***** DATASET ENTRIES

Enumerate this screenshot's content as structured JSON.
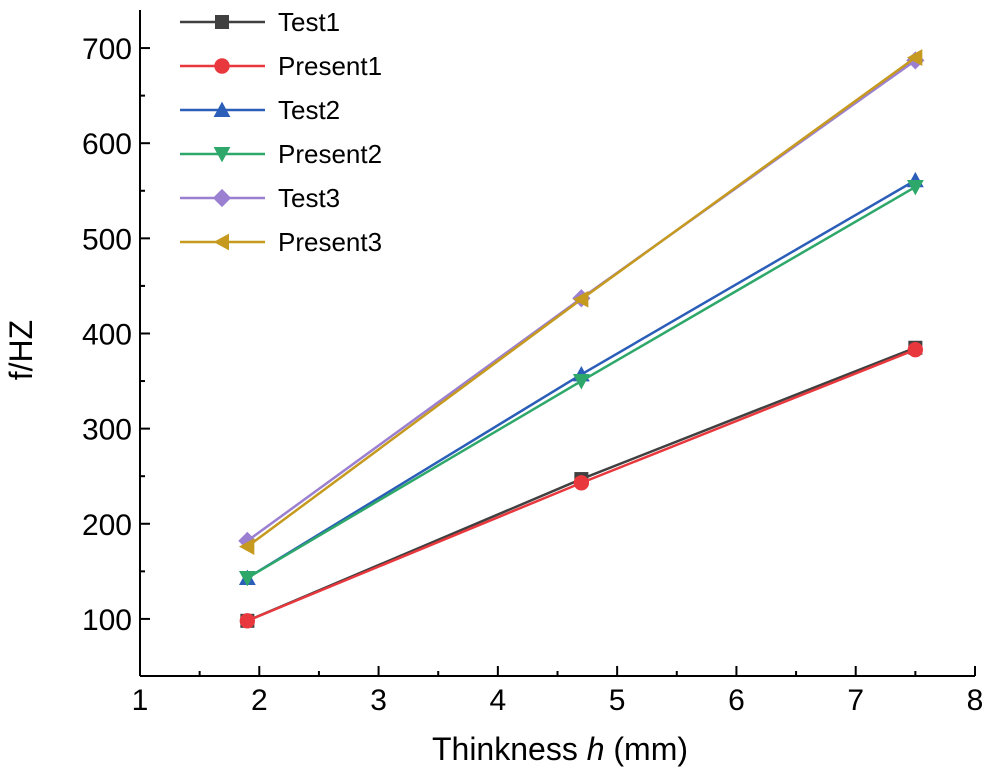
{
  "chart_data": {
    "type": "line",
    "title": "",
    "xlabel": "Thinkness",
    "xlabel_var": "h",
    "xlabel_unit": "(mm)",
    "ylabel": "f/HZ",
    "xlim": [
      1,
      8
    ],
    "ylim": [
      40,
      740
    ],
    "x_ticks": [
      1,
      2,
      3,
      4,
      5,
      6,
      7,
      8
    ],
    "y_ticks": [
      100,
      200,
      300,
      400,
      500,
      600,
      700
    ],
    "grid": false,
    "legend_position": "top-left",
    "x": [
      1.9,
      4.7,
      7.5
    ],
    "series": [
      {
        "name": "Test1",
        "color": "#404040",
        "marker": "square",
        "values": [
          98,
          247,
          385
        ]
      },
      {
        "name": "Present1",
        "color": "#e8383d",
        "marker": "circle",
        "values": [
          98,
          243,
          383
        ]
      },
      {
        "name": "Test2",
        "color": "#2b5eb8",
        "marker": "triangle-up",
        "values": [
          143,
          357,
          561
        ]
      },
      {
        "name": "Present2",
        "color": "#2ea86a",
        "marker": "triangle-down",
        "values": [
          143,
          350,
          554
        ]
      },
      {
        "name": "Test3",
        "color": "#9b7fd1",
        "marker": "diamond",
        "values": [
          182,
          437,
          687
        ]
      },
      {
        "name": "Present3",
        "color": "#c59a1e",
        "marker": "triangle-left",
        "values": [
          176,
          436,
          690
        ]
      }
    ]
  }
}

**********

● SET PROBLEM
Scan the listing above and identify each line holding the string "triangle"; copy every such line.

● RESULT OF THE TASK
        "marker": "triangle-up",
        "marker": "triangle-down",
        "marker": "triangle-left",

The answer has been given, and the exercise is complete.